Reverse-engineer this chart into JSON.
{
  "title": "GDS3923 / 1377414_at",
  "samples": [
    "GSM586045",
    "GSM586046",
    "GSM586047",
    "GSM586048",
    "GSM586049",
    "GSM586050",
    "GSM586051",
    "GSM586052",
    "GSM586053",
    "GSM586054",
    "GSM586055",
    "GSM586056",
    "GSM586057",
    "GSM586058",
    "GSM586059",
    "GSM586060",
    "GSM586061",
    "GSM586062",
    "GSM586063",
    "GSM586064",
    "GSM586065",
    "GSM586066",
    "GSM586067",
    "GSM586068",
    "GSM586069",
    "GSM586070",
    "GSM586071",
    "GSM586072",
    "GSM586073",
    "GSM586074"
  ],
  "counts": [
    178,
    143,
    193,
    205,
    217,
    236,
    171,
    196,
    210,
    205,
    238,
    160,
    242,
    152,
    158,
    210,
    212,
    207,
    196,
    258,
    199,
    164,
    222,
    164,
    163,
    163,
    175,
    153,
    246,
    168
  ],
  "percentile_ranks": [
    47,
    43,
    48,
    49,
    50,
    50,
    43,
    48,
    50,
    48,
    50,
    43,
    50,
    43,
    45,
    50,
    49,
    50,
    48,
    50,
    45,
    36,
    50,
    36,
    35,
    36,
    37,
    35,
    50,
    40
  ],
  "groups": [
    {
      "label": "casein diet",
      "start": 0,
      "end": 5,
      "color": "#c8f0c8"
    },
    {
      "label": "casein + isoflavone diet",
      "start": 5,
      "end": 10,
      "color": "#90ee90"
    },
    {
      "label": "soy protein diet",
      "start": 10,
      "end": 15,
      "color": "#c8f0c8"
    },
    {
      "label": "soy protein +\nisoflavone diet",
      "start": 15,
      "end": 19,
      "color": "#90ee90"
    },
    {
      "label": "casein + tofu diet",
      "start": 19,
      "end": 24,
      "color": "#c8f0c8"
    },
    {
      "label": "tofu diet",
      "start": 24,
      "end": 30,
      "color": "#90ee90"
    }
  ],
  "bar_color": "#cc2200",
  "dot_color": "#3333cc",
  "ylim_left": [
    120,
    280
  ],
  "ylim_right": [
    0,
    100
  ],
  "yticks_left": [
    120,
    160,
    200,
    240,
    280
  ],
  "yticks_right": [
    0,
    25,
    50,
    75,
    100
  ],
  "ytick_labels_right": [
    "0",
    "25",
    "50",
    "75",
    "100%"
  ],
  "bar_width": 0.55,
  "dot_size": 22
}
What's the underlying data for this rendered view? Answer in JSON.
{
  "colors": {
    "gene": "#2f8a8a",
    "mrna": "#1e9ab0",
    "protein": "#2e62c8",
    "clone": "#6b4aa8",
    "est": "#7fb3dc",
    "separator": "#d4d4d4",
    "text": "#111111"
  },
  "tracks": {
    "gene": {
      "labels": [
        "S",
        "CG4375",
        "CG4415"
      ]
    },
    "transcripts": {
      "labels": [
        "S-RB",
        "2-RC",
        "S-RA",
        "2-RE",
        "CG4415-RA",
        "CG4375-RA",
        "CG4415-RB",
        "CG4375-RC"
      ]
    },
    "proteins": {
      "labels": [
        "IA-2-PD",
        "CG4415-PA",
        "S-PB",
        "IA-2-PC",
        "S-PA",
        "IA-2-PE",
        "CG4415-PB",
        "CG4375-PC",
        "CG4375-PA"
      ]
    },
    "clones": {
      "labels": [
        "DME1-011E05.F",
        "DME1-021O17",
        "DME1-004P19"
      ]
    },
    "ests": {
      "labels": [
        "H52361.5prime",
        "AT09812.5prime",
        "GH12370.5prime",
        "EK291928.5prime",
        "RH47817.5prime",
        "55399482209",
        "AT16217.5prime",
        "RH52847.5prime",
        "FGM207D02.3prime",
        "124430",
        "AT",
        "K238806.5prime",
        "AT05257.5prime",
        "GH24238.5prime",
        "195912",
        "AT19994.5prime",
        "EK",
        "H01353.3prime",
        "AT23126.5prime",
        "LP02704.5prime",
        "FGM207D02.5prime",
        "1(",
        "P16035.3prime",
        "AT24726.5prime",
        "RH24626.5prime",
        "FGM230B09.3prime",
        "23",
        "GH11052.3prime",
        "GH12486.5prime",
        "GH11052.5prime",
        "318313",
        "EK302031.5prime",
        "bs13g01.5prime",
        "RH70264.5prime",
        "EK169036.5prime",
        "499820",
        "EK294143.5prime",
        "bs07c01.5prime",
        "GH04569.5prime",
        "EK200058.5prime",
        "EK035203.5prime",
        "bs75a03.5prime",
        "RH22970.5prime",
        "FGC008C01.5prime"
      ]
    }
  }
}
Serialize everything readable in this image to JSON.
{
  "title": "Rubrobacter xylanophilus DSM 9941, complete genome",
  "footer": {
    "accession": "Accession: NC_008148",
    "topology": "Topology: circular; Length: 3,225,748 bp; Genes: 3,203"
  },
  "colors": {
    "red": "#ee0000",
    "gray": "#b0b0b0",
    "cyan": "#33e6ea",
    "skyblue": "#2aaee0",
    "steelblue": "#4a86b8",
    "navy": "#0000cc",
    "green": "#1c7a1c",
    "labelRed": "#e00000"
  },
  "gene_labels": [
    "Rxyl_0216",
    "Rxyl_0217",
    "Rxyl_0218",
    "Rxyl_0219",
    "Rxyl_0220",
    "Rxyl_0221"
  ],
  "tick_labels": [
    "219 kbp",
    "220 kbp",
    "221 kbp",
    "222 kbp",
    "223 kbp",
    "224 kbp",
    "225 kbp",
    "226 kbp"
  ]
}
· · · ·
The answer should be the full set of records, reproduced exactly.

Answer to this exercise:
Reverse-engineer this chart into JSON.
{
  "title": "GDS3923 / 1377414_at",
  "samples": [
    "GSM586045",
    "GSM586046",
    "GSM586047",
    "GSM586048",
    "GSM586049",
    "GSM586050",
    "GSM586051",
    "GSM586052",
    "GSM586053",
    "GSM586054",
    "GSM586055",
    "GSM586056",
    "GSM586057",
    "GSM586058",
    "GSM586059",
    "GSM586060",
    "GSM586061",
    "GSM586062",
    "GSM586063",
    "GSM586064",
    "GSM586065",
    "GSM586066",
    "GSM586067",
    "GSM586068",
    "GSM586069",
    "GSM586070",
    "GSM586071",
    "GSM586072",
    "GSM586073",
    "GSM586074"
  ],
  "counts": [
    178,
    143,
    193,
    205,
    217,
    236,
    171,
    196,
    210,
    205,
    238,
    160,
    242,
    152,
    158,
    210,
    212,
    207,
    196,
    258,
    199,
    164,
    222,
    164,
    163,
    163,
    175,
    153,
    246,
    168
  ],
  "percentile_ranks": [
    47,
    43,
    48,
    49,
    50,
    50,
    43,
    48,
    50,
    48,
    50,
    43,
    50,
    43,
    45,
    50,
    49,
    50,
    48,
    50,
    45,
    36,
    50,
    36,
    35,
    36,
    37,
    35,
    50,
    40
  ],
  "groups": [
    {
      "label": "casein diet",
      "start": 0,
      "end": 5,
      "color": "#c8f0c8"
    },
    {
      "label": "casein + isoflavone diet",
      "start": 5,
      "end": 10,
      "color": "#90ee90"
    },
    {
      "label": "soy protein diet",
      "start": 10,
      "end": 15,
      "color": "#c8f0c8"
    },
    {
      "label": "soy protein +\nisoflavone diet",
      "start": 15,
      "end": 19,
      "color": "#90ee90"
    },
    {
      "label": "casein + tofu diet",
      "start": 19,
      "end": 24,
      "color": "#c8f0c8"
    },
    {
      "label": "tofu diet",
      "start": 24,
      "end": 30,
      "color": "#90ee90"
    }
  ],
  "bar_color": "#cc2200",
  "dot_color": "#3333cc",
  "ylim_left": [
    120,
    280
  ],
  "ylim_right": [
    0,
    100
  ],
  "yticks_left": [
    120,
    160,
    200,
    240,
    280
  ],
  "yticks_right": [
    0,
    25,
    50,
    75,
    100
  ],
  "ytick_labels_right": [
    "0",
    "25",
    "50",
    "75",
    "100%"
  ],
  "bar_width": 0.55,
  "dot_size": 22
}
What's the underlying data for this rendered view? Answer in JSON.
{
  "colors": {
    "gene": "#2f8a8a",
    "mrna": "#1e9ab0",
    "protein": "#2e62c8",
    "clone": "#6b4aa8",
    "est": "#7fb3dc",
    "separator": "#d4d4d4",
    "text": "#111111"
  },
  "tracks": {
    "gene": {
      "labels": [
        "S",
        "CG4375",
        "CG4415"
      ]
    },
    "transcripts": {
      "labels": [
        "S-RB",
        "2-RC",
        "S-RA",
        "2-RE",
        "CG4415-RA",
        "CG4375-RA",
        "CG4415-RB",
        "CG4375-RC"
      ]
    },
    "proteins": {
      "labels": [
        "IA-2-PD",
        "CG4415-PA",
        "S-PB",
        "IA-2-PC",
        "S-PA",
        "IA-2-PE",
        "CG4415-PB",
        "CG4375-PC",
        "CG4375-PA"
      ]
    },
    "clones": {
      "labels": [
        "DME1-011E05.F",
        "DME1-021O17",
        "DME1-004P19"
      ]
    },
    "ests": {
      "labels": [
        "H52361.5prime",
        "AT09812.5prime",
        "GH12370.5prime",
        "EK291928.5prime",
        "RH47817.5prime",
        "55399482209",
        "AT16217.5prime",
        "RH52847.5prime",
        "FGM207D02.3prime",
        "124430",
        "AT",
        "K238806.5prime",
        "AT05257.5prime",
        "GH24238.5prime",
        "195912",
        "AT19994.5prime",
        "EK",
        "H01353.3prime",
        "AT23126.5prime",
        "LP02704.5prime",
        "FGM207D02.5prime",
        "1(",
        "P16035.3prime",
        "AT24726.5prime",
        "RH24626.5prime",
        "FGM230B09.3prime",
        "23",
        "GH11052.3prime",
        "GH12486.5prime",
        "GH11052.5prime",
        "318313",
        "EK302031.5prime",
        "bs13g01.5prime",
        "RH70264.5prime",
        "EK169036.5prime",
        "499820",
        "EK294143.5prime",
        "bs07c01.5prime",
        "GH04569.5prime",
        "EK200058.5prime",
        "EK035203.5prime",
        "bs75a03.5prime",
        "RH22970.5prime",
        "FGC008C01.5prime"
      ]
    }
  }
}
Serialize everything readable in this image to JSON.
{
  "title": "Rubrobacter xylanophilus DSM 9941, complete genome",
  "footer": {
    "accession": "Accession: NC_008148",
    "topology": "Topology: circular; Length: 3,225,748 bp; Genes: 3,203"
  },
  "colors": {
    "red": "#ee0000",
    "gray": "#b0b0b0",
    "cyan": "#33e6ea",
    "skyblue": "#2aaee0",
    "steelblue": "#4a86b8",
    "navy": "#0000cc",
    "green": "#1c7a1c",
    "labelRed": "#e00000"
  },
  "gene_labels": [
    "Rxyl_0216",
    "Rxyl_0217",
    "Rxyl_0218",
    "Rxyl_0219",
    "Rxyl_0220",
    "Rxyl_0221"
  ],
  "tick_labels": [
    "219 kbp",
    "220 kbp",
    "221 kbp",
    "222 kbp",
    "223 kbp",
    "224 kbp",
    "225 kbp",
    "226 kbp"
  ]
}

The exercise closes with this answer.